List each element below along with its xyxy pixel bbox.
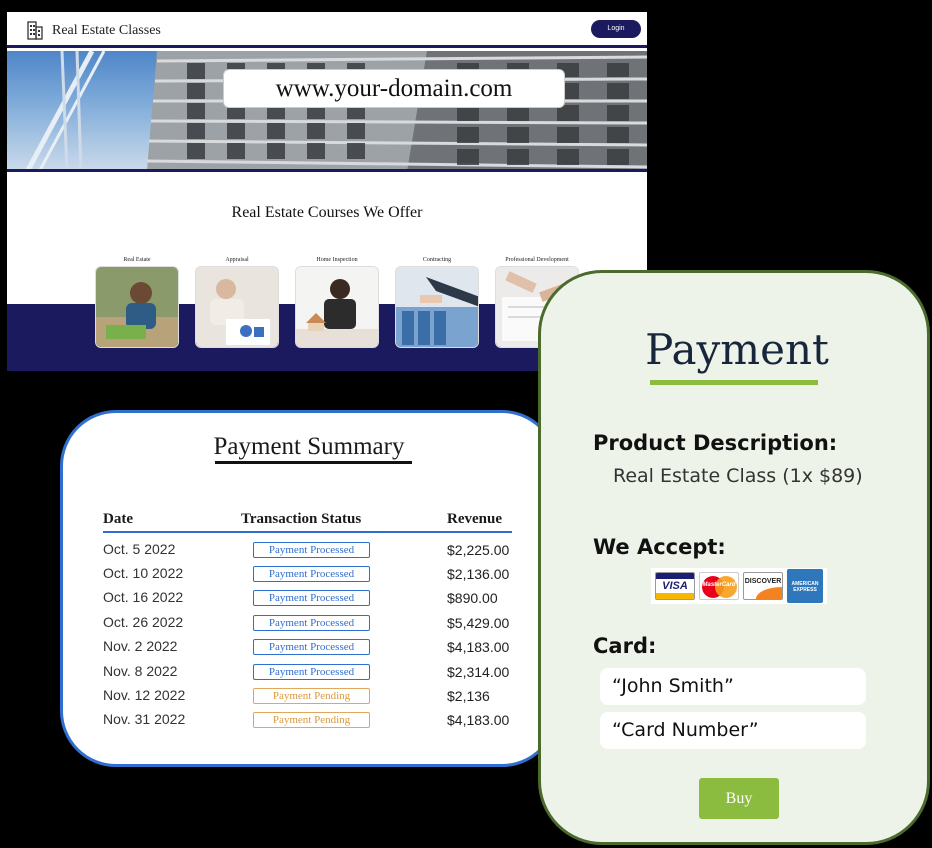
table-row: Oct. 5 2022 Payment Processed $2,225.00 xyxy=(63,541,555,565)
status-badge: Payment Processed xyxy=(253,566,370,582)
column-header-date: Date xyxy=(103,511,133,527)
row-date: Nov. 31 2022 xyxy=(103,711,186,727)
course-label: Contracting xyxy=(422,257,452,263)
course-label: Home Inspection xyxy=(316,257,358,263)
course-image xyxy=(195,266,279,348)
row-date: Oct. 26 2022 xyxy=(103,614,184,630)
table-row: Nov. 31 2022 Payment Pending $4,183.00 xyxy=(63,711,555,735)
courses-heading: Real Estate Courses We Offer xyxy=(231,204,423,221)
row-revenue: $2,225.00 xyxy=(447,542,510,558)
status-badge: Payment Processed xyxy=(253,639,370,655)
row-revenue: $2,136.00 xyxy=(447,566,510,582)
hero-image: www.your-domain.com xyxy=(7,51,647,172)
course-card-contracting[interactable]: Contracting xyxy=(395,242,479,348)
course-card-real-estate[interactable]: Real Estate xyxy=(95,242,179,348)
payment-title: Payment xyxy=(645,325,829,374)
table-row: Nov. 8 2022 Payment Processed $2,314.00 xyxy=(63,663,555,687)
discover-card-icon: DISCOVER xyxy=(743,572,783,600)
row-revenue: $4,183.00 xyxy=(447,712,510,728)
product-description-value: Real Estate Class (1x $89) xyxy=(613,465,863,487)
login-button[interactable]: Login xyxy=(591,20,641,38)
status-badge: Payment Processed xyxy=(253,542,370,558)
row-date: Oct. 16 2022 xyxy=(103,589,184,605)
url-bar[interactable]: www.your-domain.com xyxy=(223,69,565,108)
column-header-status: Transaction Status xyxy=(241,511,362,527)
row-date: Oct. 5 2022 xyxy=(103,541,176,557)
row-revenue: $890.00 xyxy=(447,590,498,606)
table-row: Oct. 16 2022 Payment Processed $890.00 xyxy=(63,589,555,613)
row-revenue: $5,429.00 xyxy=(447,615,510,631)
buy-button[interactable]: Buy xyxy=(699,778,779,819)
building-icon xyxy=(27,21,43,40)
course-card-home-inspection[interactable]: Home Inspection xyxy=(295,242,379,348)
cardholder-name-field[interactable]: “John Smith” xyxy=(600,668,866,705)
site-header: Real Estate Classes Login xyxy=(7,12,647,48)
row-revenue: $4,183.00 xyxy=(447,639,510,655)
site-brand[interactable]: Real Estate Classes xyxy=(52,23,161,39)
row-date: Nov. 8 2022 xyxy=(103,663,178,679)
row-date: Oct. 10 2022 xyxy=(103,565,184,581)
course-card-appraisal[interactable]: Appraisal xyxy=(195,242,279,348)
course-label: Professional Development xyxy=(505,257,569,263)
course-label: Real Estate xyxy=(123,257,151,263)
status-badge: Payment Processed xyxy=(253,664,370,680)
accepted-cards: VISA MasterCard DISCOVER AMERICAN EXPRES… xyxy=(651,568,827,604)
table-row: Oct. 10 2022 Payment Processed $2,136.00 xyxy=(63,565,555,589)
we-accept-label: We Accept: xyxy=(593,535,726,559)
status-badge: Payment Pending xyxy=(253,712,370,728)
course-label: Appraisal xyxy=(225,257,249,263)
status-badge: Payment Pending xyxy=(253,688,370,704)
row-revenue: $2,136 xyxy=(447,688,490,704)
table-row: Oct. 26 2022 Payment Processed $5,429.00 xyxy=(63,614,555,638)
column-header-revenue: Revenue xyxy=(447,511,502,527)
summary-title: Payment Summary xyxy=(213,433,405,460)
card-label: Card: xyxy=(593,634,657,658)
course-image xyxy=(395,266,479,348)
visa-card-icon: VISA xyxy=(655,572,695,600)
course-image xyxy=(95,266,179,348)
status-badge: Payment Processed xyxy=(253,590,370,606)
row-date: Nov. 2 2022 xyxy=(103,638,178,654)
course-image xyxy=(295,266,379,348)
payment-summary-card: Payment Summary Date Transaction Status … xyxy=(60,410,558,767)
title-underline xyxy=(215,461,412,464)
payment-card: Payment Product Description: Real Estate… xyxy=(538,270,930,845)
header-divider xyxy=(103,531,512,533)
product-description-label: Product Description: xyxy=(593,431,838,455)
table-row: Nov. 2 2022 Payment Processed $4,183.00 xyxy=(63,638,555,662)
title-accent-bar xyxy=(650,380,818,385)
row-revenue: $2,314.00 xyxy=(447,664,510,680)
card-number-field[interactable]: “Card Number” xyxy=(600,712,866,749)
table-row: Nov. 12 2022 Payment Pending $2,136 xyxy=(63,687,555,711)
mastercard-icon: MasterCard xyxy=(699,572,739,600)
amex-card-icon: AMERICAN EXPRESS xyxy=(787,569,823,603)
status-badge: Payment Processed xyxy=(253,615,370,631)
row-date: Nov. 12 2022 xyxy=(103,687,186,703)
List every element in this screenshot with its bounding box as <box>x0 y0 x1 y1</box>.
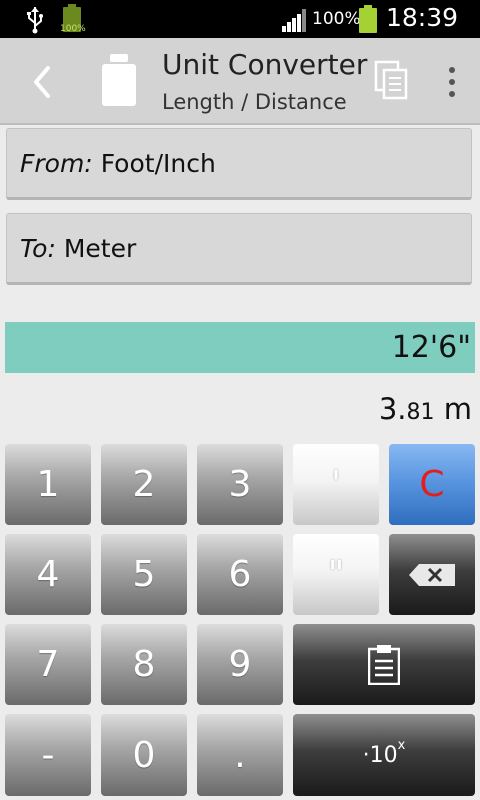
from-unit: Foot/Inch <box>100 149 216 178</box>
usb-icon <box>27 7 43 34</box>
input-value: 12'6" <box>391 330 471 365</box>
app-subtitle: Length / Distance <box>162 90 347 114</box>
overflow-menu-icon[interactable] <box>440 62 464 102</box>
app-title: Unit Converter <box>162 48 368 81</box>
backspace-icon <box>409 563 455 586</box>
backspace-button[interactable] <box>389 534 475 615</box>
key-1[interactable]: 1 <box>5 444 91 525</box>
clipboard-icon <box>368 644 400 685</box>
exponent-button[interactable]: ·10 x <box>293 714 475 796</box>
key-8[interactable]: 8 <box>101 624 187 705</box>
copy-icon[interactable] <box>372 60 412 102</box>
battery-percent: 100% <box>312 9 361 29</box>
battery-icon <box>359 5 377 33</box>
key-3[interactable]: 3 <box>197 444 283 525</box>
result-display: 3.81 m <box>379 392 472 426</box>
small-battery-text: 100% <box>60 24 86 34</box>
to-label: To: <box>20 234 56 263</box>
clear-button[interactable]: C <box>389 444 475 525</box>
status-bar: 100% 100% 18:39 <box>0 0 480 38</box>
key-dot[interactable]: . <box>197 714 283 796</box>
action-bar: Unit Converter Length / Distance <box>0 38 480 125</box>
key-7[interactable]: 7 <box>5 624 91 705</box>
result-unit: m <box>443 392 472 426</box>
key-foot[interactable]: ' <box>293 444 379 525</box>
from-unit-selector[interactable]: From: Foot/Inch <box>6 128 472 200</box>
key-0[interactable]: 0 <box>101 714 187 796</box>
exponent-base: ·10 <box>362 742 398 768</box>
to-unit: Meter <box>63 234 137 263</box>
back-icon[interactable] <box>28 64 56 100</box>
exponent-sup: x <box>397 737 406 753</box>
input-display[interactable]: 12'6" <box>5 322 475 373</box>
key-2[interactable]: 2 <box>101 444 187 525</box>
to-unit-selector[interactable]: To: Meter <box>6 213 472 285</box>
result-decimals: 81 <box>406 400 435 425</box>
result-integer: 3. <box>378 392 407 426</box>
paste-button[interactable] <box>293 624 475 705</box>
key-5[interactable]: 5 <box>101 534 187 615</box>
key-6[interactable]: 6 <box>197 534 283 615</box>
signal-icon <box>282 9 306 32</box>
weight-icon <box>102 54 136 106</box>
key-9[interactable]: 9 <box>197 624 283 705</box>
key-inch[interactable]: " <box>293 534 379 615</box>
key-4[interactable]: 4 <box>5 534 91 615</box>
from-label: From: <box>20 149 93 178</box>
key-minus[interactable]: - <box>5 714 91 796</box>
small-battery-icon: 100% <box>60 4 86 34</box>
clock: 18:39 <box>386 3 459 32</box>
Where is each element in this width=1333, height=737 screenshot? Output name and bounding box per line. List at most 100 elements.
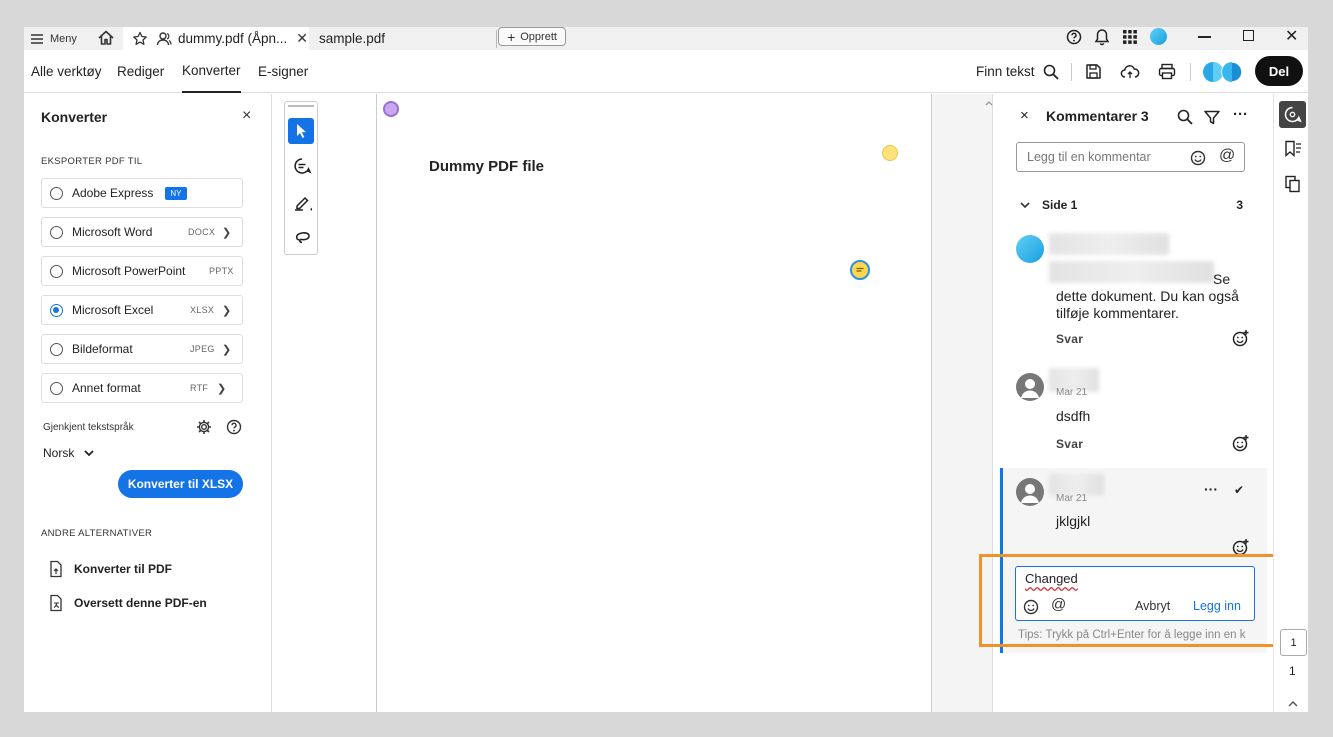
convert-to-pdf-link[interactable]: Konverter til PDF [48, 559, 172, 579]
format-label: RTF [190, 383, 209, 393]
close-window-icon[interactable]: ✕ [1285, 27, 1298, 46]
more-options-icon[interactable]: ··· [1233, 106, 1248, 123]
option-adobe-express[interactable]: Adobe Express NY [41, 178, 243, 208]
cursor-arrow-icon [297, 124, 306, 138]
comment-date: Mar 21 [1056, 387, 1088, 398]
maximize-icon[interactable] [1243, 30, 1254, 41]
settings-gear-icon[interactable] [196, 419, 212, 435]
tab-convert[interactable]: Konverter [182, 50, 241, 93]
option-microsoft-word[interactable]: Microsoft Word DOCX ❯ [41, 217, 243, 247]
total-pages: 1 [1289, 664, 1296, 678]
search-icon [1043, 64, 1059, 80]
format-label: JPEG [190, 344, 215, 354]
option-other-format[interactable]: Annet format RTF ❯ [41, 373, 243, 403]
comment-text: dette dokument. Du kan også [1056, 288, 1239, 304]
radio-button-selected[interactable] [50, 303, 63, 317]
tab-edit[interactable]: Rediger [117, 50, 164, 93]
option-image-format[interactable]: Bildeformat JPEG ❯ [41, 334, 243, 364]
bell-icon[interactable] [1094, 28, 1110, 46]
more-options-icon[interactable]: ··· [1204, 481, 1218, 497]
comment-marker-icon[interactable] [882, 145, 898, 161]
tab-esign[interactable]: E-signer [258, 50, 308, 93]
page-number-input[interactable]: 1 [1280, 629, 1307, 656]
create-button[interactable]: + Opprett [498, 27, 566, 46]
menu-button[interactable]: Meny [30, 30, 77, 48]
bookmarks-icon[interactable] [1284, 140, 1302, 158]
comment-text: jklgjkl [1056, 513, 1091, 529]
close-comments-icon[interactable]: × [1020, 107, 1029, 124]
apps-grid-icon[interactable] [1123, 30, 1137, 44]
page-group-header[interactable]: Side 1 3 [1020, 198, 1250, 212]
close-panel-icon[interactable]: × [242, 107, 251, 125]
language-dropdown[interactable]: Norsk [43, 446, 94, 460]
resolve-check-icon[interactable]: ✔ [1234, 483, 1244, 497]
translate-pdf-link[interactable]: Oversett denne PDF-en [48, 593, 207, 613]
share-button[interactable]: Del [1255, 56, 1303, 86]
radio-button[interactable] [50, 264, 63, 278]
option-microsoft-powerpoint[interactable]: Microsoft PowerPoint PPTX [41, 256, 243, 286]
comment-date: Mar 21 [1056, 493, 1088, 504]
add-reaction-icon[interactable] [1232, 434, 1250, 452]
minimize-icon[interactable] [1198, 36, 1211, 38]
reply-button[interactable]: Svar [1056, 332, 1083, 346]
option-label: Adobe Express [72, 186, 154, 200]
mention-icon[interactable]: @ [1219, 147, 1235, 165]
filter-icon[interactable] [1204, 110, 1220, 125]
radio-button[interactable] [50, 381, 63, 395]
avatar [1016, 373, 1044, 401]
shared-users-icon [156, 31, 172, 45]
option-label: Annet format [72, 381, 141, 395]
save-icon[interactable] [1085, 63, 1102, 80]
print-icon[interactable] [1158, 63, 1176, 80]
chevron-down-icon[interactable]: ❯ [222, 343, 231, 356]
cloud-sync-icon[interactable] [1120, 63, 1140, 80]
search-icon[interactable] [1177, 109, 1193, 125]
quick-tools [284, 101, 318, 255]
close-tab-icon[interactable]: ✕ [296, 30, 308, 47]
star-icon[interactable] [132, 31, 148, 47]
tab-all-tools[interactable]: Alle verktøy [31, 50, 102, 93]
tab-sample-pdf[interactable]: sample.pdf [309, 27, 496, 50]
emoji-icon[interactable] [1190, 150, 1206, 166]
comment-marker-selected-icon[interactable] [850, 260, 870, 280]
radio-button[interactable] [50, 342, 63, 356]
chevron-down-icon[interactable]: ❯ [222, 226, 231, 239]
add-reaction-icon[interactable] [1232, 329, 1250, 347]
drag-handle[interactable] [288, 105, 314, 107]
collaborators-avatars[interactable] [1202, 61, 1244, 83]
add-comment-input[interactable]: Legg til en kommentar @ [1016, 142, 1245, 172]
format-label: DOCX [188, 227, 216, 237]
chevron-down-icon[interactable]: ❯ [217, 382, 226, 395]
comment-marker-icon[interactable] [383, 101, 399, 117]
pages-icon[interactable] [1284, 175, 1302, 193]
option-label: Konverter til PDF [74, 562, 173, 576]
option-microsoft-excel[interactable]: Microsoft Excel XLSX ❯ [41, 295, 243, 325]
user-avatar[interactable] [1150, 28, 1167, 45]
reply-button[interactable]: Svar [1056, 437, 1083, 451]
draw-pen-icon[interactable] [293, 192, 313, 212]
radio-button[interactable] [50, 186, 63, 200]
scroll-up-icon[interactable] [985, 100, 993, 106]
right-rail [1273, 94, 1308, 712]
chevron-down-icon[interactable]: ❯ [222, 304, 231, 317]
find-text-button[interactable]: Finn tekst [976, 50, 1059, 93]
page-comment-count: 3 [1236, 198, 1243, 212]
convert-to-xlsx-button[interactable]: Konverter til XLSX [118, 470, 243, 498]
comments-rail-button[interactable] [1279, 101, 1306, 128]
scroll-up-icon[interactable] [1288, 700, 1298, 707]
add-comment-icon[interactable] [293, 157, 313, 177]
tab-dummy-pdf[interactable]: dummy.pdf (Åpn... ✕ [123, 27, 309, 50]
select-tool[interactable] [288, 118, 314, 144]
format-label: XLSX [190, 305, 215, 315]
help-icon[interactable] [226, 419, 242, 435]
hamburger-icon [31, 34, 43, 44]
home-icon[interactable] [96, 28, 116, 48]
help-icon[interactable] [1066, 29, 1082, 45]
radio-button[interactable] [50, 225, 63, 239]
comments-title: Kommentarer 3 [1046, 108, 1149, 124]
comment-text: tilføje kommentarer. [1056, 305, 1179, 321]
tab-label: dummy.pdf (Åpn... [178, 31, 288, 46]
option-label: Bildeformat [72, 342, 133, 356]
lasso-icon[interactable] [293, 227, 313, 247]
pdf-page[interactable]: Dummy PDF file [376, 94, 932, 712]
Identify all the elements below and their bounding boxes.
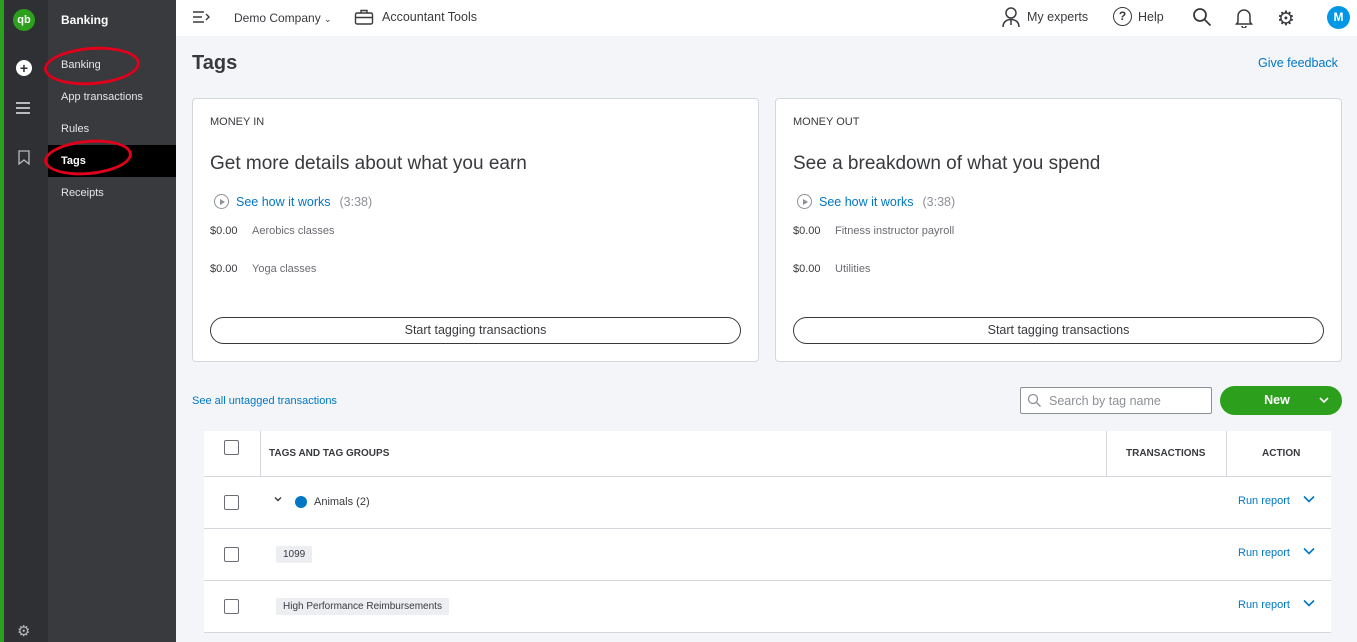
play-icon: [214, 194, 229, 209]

-- Aim --
Repeat the records from the line containing "convert-to-pdf-link[interactable]: Konverter til" through the line containing "option-adobe-express[interactable]: Adobe Express", including both of those lines.

-- Full solution --
convert-to-pdf-link[interactable]: Konverter til PDF [48, 559, 172, 579]
format-label: RTF [190, 383, 209, 393]
close-window-icon[interactable]: ✕ [1285, 27, 1298, 46]
more-options-icon[interactable]: ··· [1233, 106, 1248, 123]
option-adobe-express[interactable]: Adobe Express NY [41, 178, 243, 208]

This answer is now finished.